───── 原文
向島「言問団子」店内で食べる団子が一番おいしい理由
東京名物として名高い向島の「言問(こととい)団子」。店内で食べる度に思うのは「持ち帰るより味がいい!」その場で食べると、より味わい深いその理由とは?
「言問団子」の名の由来
江戸末期創業の「言問団子」。大名屋敷の植木職人だった初代、外山佐吉氏が「植佐のお店」として開いた茶屋に始まります。現在は6代目、外山和男氏が暖簾を守ります。
「言問団子」の名が付いたのは明治時代に入ってから。初代の歌の師匠、花城(かじょう)翁のアドバイスにより、在原業平が隅田川沿いで詠んだとされる和歌に因んだそうです。
言問、と口にすると、何だか切ないような気持ちになるのは、恋しい人を思い詠んだ和歌に因むためでしょうか。言問団子が「美味しい団子」で終わらず、風流な名物菓子として愛されて来たのは、絶妙な菓銘(菓子の名)によるところが大きいとしみじみ感じます。
「言問団子」串に刺さずに出すのはなぜ?
言問団子は、「小豆餡」、「白餡」、「青梅」の3色です。串に刺さずに出すのは、黒文字で食べやすいように、加えて「団子」の語源の1説である唐菓子の1種「団喜(だんき)」に倣ったという理由もあるのだとか。
──────────
───── データ記録
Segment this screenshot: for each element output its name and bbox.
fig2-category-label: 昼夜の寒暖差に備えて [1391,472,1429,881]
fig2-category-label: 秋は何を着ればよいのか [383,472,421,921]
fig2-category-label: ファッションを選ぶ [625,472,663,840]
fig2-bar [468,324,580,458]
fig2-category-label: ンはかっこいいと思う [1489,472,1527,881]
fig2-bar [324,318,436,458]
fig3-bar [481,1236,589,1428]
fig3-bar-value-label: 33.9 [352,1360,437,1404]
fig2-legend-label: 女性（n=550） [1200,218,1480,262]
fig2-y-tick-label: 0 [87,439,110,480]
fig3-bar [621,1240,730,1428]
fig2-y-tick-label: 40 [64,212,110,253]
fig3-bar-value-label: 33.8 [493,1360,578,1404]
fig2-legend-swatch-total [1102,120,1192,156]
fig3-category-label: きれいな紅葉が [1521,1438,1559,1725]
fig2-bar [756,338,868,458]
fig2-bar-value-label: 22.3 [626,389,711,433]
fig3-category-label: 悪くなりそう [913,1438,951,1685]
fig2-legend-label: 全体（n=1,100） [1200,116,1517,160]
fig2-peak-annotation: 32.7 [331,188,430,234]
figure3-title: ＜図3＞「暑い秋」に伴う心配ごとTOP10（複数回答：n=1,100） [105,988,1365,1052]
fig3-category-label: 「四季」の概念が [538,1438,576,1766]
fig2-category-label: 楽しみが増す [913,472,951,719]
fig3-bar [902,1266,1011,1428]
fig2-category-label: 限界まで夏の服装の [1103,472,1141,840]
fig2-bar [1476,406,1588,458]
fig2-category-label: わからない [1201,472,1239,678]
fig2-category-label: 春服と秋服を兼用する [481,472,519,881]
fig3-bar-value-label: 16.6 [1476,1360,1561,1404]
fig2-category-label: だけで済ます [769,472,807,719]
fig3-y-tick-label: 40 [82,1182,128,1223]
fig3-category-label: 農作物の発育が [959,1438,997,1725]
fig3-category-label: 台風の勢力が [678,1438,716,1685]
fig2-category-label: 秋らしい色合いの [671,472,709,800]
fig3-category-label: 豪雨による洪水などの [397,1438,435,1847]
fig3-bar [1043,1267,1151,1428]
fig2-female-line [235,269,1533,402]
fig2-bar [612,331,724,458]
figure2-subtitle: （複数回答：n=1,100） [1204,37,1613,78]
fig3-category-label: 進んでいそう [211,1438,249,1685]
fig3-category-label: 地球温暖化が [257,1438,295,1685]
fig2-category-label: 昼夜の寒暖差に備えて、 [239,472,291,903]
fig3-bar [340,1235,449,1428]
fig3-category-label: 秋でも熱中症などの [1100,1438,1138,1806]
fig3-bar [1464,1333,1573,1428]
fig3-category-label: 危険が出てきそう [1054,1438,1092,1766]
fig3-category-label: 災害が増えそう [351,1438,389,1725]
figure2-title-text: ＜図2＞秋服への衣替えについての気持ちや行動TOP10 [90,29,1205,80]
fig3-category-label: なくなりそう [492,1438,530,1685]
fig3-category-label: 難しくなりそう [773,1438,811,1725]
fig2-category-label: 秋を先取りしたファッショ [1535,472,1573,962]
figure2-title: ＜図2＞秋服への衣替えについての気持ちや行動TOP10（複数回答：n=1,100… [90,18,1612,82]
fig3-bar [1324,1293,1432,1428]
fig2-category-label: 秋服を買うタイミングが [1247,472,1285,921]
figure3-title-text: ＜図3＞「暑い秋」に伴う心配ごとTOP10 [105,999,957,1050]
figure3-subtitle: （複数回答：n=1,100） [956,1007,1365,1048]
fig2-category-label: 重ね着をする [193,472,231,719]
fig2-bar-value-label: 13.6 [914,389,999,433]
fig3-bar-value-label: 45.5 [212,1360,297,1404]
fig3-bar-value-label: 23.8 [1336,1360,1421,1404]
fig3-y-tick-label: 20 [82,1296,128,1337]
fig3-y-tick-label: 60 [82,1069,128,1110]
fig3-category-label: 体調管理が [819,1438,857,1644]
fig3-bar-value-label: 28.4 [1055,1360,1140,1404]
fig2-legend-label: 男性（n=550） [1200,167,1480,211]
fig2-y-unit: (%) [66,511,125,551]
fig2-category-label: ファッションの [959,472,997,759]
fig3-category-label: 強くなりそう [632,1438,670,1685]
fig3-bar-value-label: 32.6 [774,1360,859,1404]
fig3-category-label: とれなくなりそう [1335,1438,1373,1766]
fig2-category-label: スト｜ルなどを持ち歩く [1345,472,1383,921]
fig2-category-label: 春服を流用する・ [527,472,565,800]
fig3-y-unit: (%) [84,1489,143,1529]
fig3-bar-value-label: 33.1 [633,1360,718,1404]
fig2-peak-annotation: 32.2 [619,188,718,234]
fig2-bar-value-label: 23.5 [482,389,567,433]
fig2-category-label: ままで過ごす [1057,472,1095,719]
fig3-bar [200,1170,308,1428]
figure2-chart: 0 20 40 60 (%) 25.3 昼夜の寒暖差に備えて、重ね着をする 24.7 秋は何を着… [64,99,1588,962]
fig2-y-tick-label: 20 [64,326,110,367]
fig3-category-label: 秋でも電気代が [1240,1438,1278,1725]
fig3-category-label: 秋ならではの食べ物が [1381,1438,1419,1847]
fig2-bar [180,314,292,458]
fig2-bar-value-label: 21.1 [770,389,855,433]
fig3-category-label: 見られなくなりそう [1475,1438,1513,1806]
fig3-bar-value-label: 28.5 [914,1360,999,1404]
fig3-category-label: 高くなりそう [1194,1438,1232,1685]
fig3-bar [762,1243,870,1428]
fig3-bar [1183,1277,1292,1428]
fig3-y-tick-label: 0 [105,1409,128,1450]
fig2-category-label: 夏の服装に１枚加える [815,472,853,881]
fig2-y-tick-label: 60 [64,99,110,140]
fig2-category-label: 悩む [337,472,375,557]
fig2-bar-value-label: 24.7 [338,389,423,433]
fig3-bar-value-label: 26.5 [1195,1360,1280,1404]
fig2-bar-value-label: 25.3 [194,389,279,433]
──────────
_課題の内容_.
1. 言問団子の記事によると、言問団子は何色で構成されていますか?
2. 言問団子の記事を、最後の文の後から書き続けてください。
リストは本文とは別の資料です。

_課題の解答_.
1. 「小豆餡」、「白餡」、「青梅」の3色です。

2.
創業当時からの「小豆餡」と「白餡」は、米粉の団子を小豆と白のこし餡で包んだもの。「青梅」は、明治時代に近くの水戸家の梅の木の青梅を見て考案したもので、くちなしで染めた白玉生地でみそ餡を包んでいます。
完熟の梅の実を思わせる温かみのある黄色。梅は使っていませんが、味噌の酸味がどこか梅を思わせる心憎い演出です。
「言問団子」の味わい
同店の原材料にも注目です。餡に使う豆や味噌はもちろん、お茶にいたるまで、吟味された良質なものばかり。
よく晒された藤色の「小豆餡」には十勝産のふじむらさき小豆を、豆の香りが生きる「白餡」には十勝産の手亡(てぼう)豆を使います。
「青梅」のみそ餡は、白餡に京都の白味噌と新潟の赤味噌を合わせたもの。コクと酸味、塩味が独特で癖になります。
いずれも柔らかな団子によく馴染み、しっとりと滑らかな舌触りで甘さは控えめ。砂糖を抑えた餡は、ぼんやりした印象になりがちですが、同店の餡は豆に力があるのか、心地良い余韻が残ります。
「言問最中」
都鳥の形が愛らしい小豆餡と白餡の「言問最中」。1日しか日持ちがしない「言問団子」に代わる手土産向きのお菓子を、というお客さんの声から生まれました。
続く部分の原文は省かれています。